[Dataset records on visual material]

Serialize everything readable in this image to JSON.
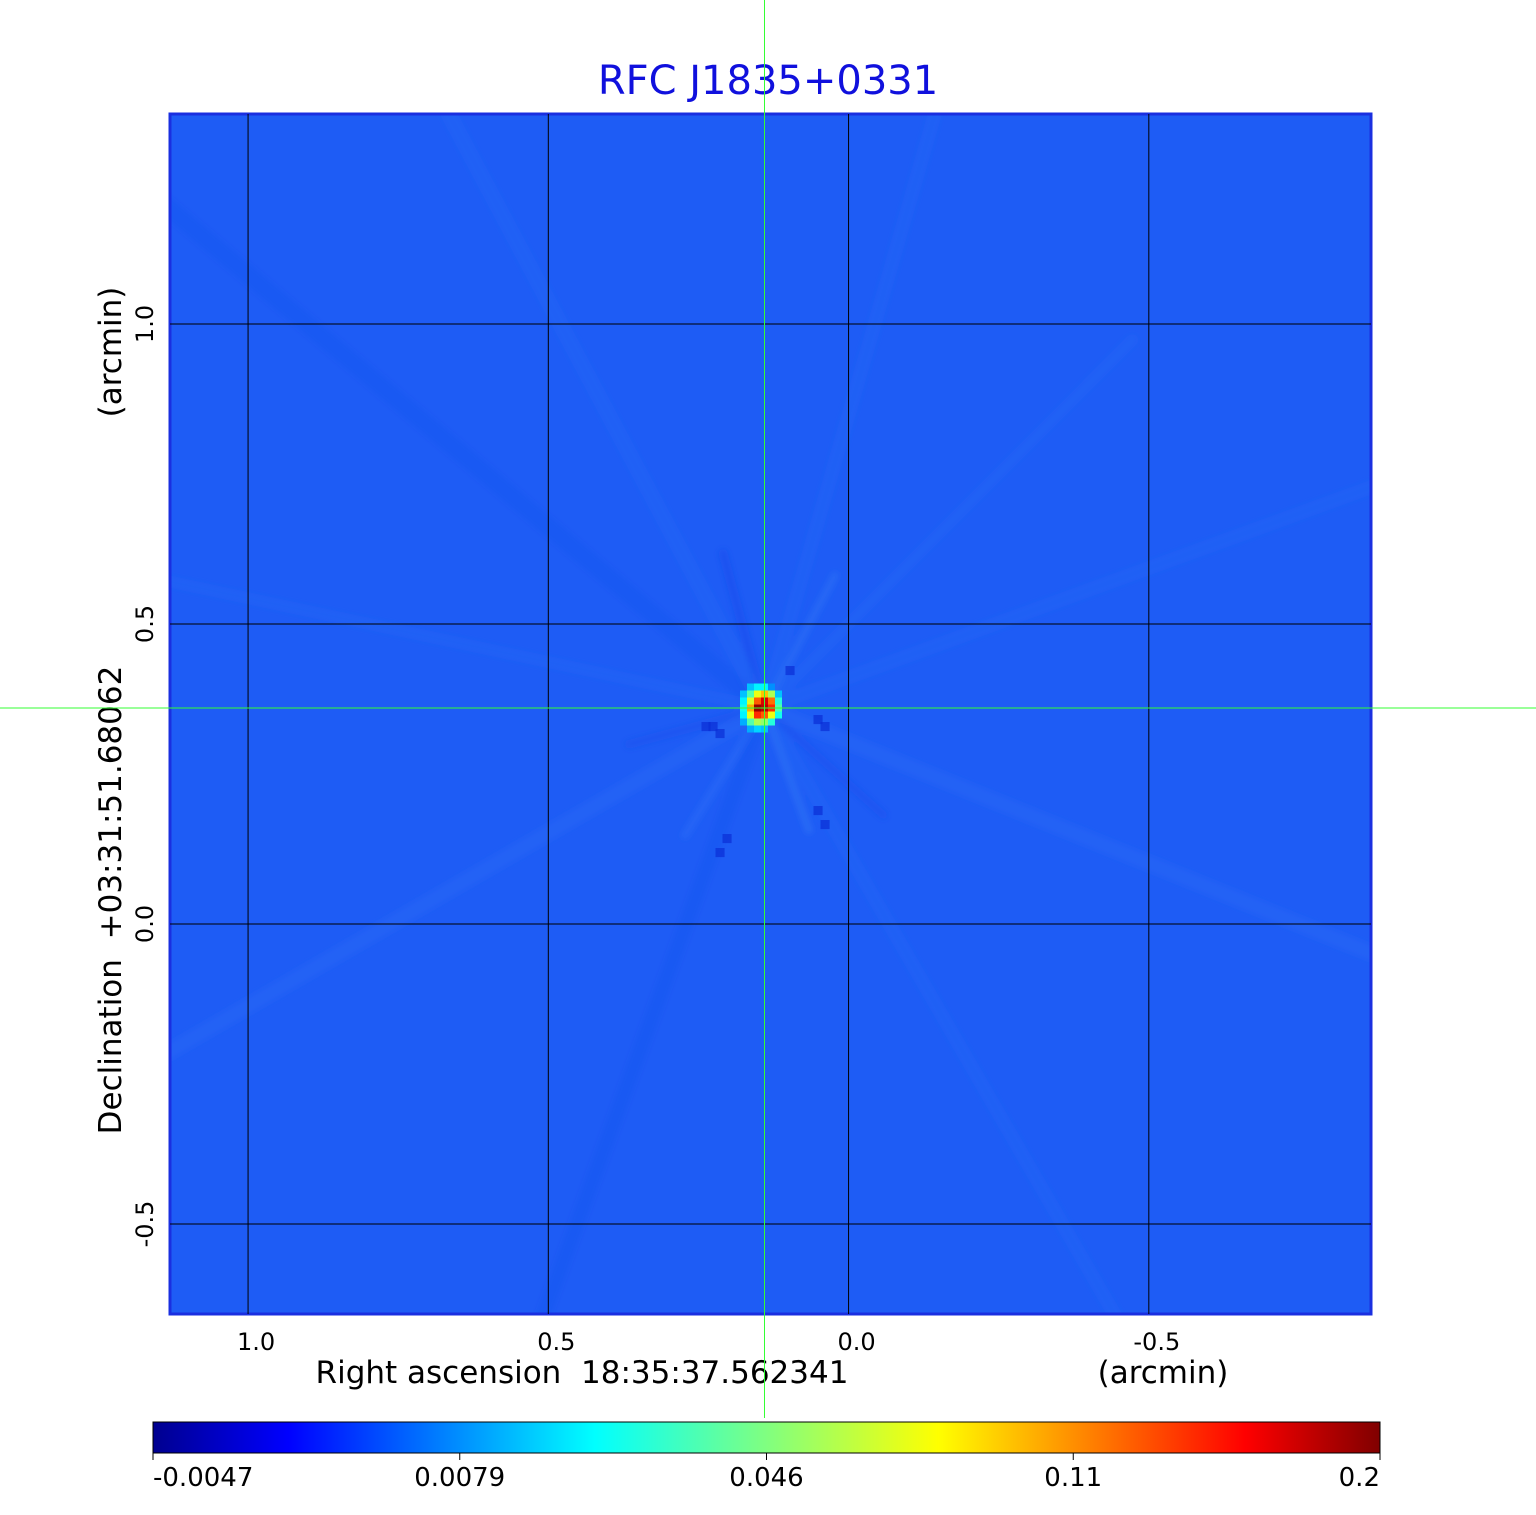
{
  "chart_data": {
    "type": "heatmap",
    "title": "RFC J1835+0331",
    "xlabel": "Right ascension  18:35:37.562341",
    "xunit": "(arcmin)",
    "ylabel": "Declination  +03:31:51.68062",
    "yunit": "(arcmin)",
    "x_axis": {
      "direction": "decreasing-right",
      "xlim": [
        1.13,
        -0.87
      ],
      "ticks": [
        1.0,
        0.5,
        0.0,
        -0.5
      ],
      "tick_labels": [
        "1.0",
        "0.5",
        "0.0",
        "-0.5"
      ]
    },
    "y_axis": {
      "ylim": [
        -0.65,
        1.35
      ],
      "ticks": [
        -0.5,
        0.0,
        0.5,
        1.0
      ],
      "tick_labels": [
        "-0.5",
        "0.0",
        "0.5",
        "1.0"
      ]
    },
    "grid": true,
    "grid_color": "#000000",
    "crosshair": {
      "x": 0.14,
      "y": 0.36,
      "color": "#33ff33"
    },
    "source_peak": {
      "x": 0.14,
      "y": 0.36,
      "value": 0.2
    },
    "background_level": -0.002,
    "colorbar": {
      "colormap": "jet",
      "range": [
        -0.0047,
        0.2
      ],
      "tick_labels": [
        "-0.0047",
        "0.0079",
        "0.046",
        "0.11",
        "0.2"
      ]
    },
    "colors": {
      "title": "#1010dd",
      "frame": "#1a2fe0",
      "background_map": "#1e5cf5"
    }
  }
}
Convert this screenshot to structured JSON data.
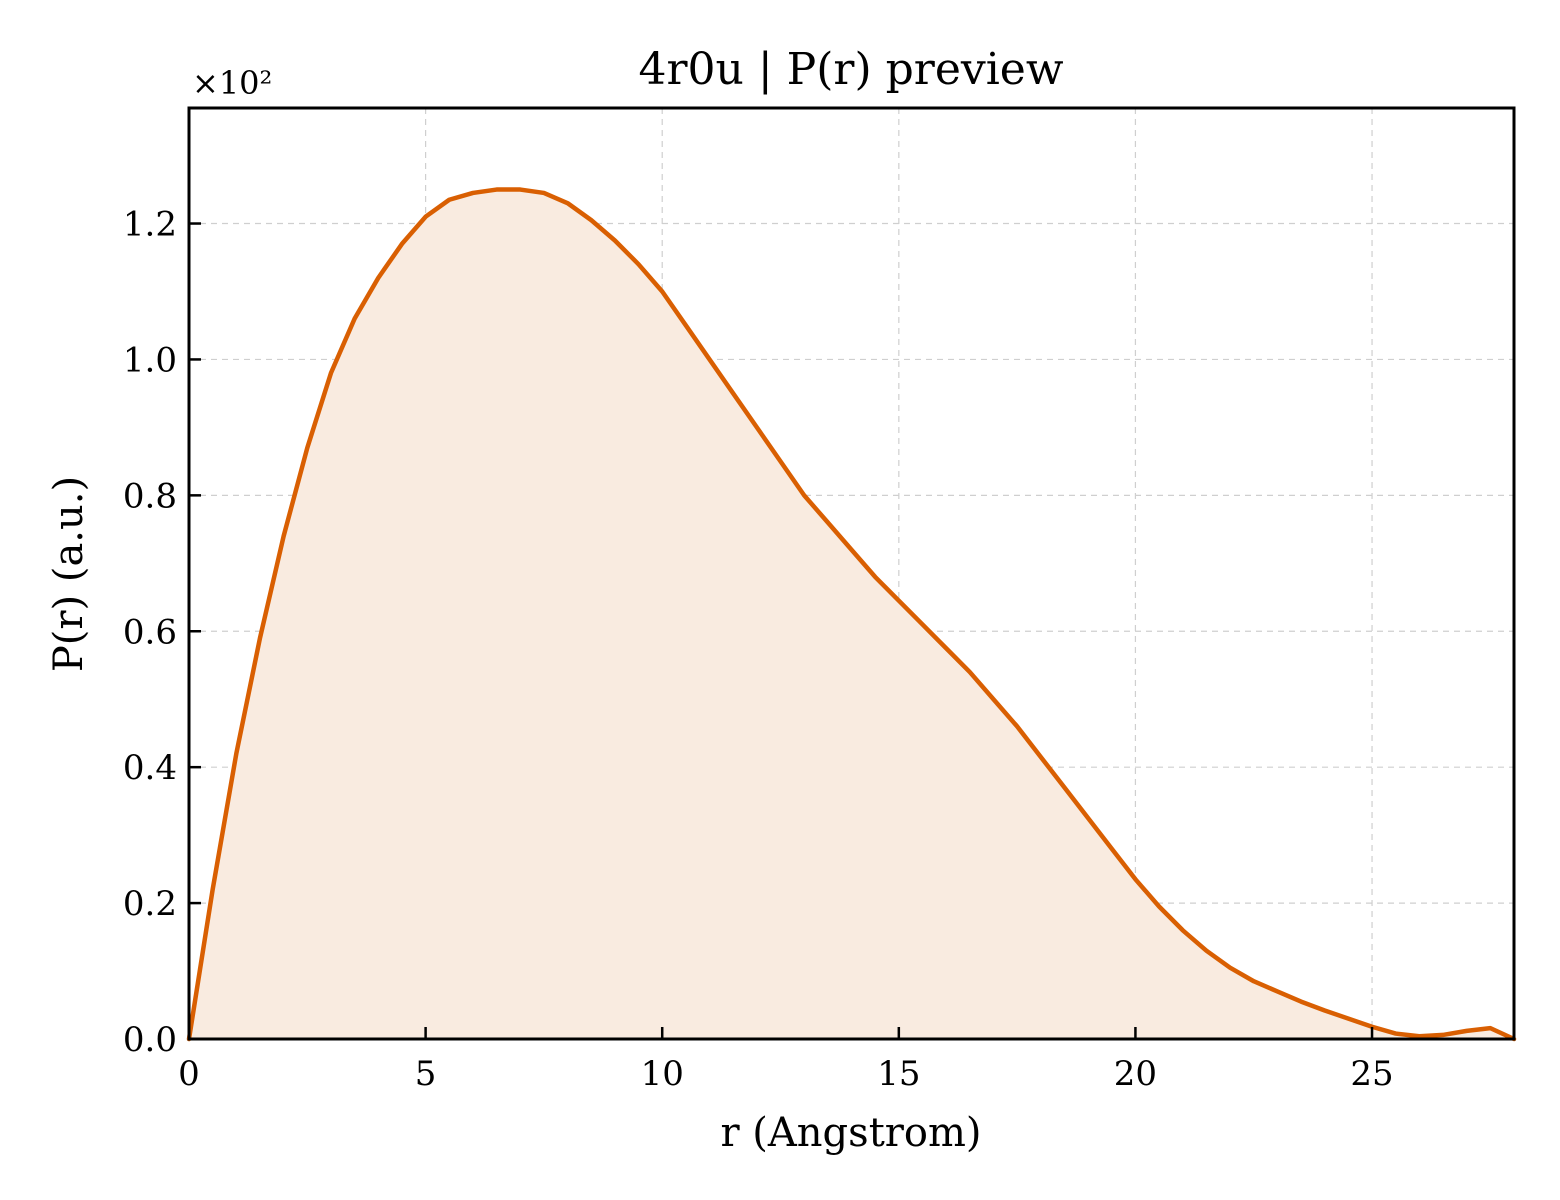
{
  "chart_data": {
    "type": "area",
    "title": "4r0u | P(r) preview",
    "xlabel": "r (Angstrom)",
    "ylabel": "P(r) (a.u.)",
    "y_multiplier_label": "×10²",
    "xlim": [
      0,
      28
    ],
    "ylim": [
      0,
      1.37
    ],
    "xticks": [
      0,
      5,
      10,
      15,
      20,
      25
    ],
    "yticks": [
      0.0,
      0.2,
      0.4,
      0.6,
      0.8,
      1.0,
      1.2
    ],
    "xtick_labels": [
      "0",
      "5",
      "10",
      "15",
      "20",
      "25"
    ],
    "ytick_labels": [
      "0.0",
      "0.2",
      "0.4",
      "0.6",
      "0.8",
      "1.0",
      "1.2"
    ],
    "grid": true,
    "line_color": "#d95f02",
    "fill_color": "#f9ebe0",
    "series": [
      {
        "x": [
          0,
          0.5,
          1,
          1.5,
          2,
          2.5,
          3,
          3.5,
          4,
          4.5,
          5,
          5.5,
          6,
          6.5,
          7,
          7.5,
          8,
          8.5,
          9,
          9.5,
          10,
          10.5,
          11,
          11.5,
          12,
          12.5,
          13,
          13.5,
          14,
          14.5,
          15,
          15.5,
          16,
          16.5,
          17,
          17.5,
          18,
          18.5,
          19,
          19.5,
          20,
          20.5,
          21,
          21.5,
          22,
          22.5,
          23,
          23.5,
          24,
          24.5,
          25,
          25.5,
          26,
          26.5,
          27,
          27.5,
          28
        ],
        "y": [
          0.0,
          0.22,
          0.42,
          0.59,
          0.74,
          0.87,
          0.98,
          1.06,
          1.12,
          1.17,
          1.21,
          1.235,
          1.245,
          1.25,
          1.25,
          1.245,
          1.23,
          1.205,
          1.175,
          1.14,
          1.1,
          1.05,
          1.0,
          0.95,
          0.9,
          0.85,
          0.8,
          0.76,
          0.72,
          0.68,
          0.645,
          0.61,
          0.575,
          0.54,
          0.5,
          0.46,
          0.415,
          0.37,
          0.325,
          0.28,
          0.235,
          0.195,
          0.16,
          0.13,
          0.105,
          0.085,
          0.07,
          0.055,
          0.042,
          0.03,
          0.018,
          0.008,
          0.004,
          0.006,
          0.012,
          0.016,
          0.0
        ]
      }
    ]
  }
}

What is needed
Write out the records above once more, word for word, with no pictures.

Response to this exercise
Serialize everything readable in this image to JSON.
{
  "chart_data": {
    "type": "heatmap",
    "title": "RFC J1835+0331",
    "xlabel": "Right ascension  18:35:37.562341",
    "xunit": "(arcmin)",
    "ylabel": "Declination  +03:31:51.68062",
    "yunit": "(arcmin)",
    "x_axis": {
      "direction": "decreasing-right",
      "xlim": [
        1.13,
        -0.87
      ],
      "ticks": [
        1.0,
        0.5,
        0.0,
        -0.5
      ],
      "tick_labels": [
        "1.0",
        "0.5",
        "0.0",
        "-0.5"
      ]
    },
    "y_axis": {
      "ylim": [
        -0.65,
        1.35
      ],
      "ticks": [
        -0.5,
        0.0,
        0.5,
        1.0
      ],
      "tick_labels": [
        "-0.5",
        "0.0",
        "0.5",
        "1.0"
      ]
    },
    "grid": true,
    "grid_color": "#000000",
    "crosshair": {
      "x": 0.14,
      "y": 0.36,
      "color": "#33ff33"
    },
    "source_peak": {
      "x": 0.14,
      "y": 0.36,
      "value": 0.2
    },
    "background_level": -0.002,
    "colorbar": {
      "colormap": "jet",
      "range": [
        -0.0047,
        0.2
      ],
      "tick_labels": [
        "-0.0047",
        "0.0079",
        "0.046",
        "0.11",
        "0.2"
      ]
    },
    "colors": {
      "title": "#1010dd",
      "frame": "#1a2fe0",
      "background_map": "#1e5cf5"
    }
  }
}
Convert this screenshot to structured JSON data.
{
  "chart_data": {
    "type": "area",
    "title": "4r0u | P(r) preview",
    "xlabel": "r (Angstrom)",
    "ylabel": "P(r) (a.u.)",
    "y_multiplier_label": "×10²",
    "xlim": [
      0,
      28
    ],
    "ylim": [
      0,
      1.37
    ],
    "xticks": [
      0,
      5,
      10,
      15,
      20,
      25
    ],
    "yticks": [
      0.0,
      0.2,
      0.4,
      0.6,
      0.8,
      1.0,
      1.2
    ],
    "xtick_labels": [
      "0",
      "5",
      "10",
      "15",
      "20",
      "25"
    ],
    "ytick_labels": [
      "0.0",
      "0.2",
      "0.4",
      "0.6",
      "0.8",
      "1.0",
      "1.2"
    ],
    "grid": true,
    "line_color": "#d95f02",
    "fill_color": "#f9ebe0",
    "series": [
      {
        "x": [
          0,
          0.5,
          1,
          1.5,
          2,
          2.5,
          3,
          3.5,
          4,
          4.5,
          5,
          5.5,
          6,
          6.5,
          7,
          7.5,
          8,
          8.5,
          9,
          9.5,
          10,
          10.5,
          11,
          11.5,
          12,
          12.5,
          13,
          13.5,
          14,
          14.5,
          15,
          15.5,
          16,
          16.5,
          17,
          17.5,
          18,
          18.5,
          19,
          19.5,
          20,
          20.5,
          21,
          21.5,
          22,
          22.5,
          23,
          23.5,
          24,
          24.5,
          25,
          25.5,
          26,
          26.5,
          27,
          27.5,
          28
        ],
        "y": [
          0.0,
          0.22,
          0.42,
          0.59,
          0.74,
          0.87,
          0.98,
          1.06,
          1.12,
          1.17,
          1.21,
          1.235,
          1.245,
          1.25,
          1.25,
          1.245,
          1.23,
          1.205,
          1.175,
          1.14,
          1.1,
          1.05,
          1.0,
          0.95,
          0.9,
          0.85,
          0.8,
          0.76,
          0.72,
          0.68,
          0.645,
          0.61,
          0.575,
          0.54,
          0.5,
          0.46,
          0.415,
          0.37,
          0.325,
          0.28,
          0.235,
          0.195,
          0.16,
          0.13,
          0.105,
          0.085,
          0.07,
          0.055,
          0.042,
          0.03,
          0.018,
          0.008,
          0.004,
          0.006,
          0.012,
          0.016,
          0.0
        ]
      }
    ]
  }
}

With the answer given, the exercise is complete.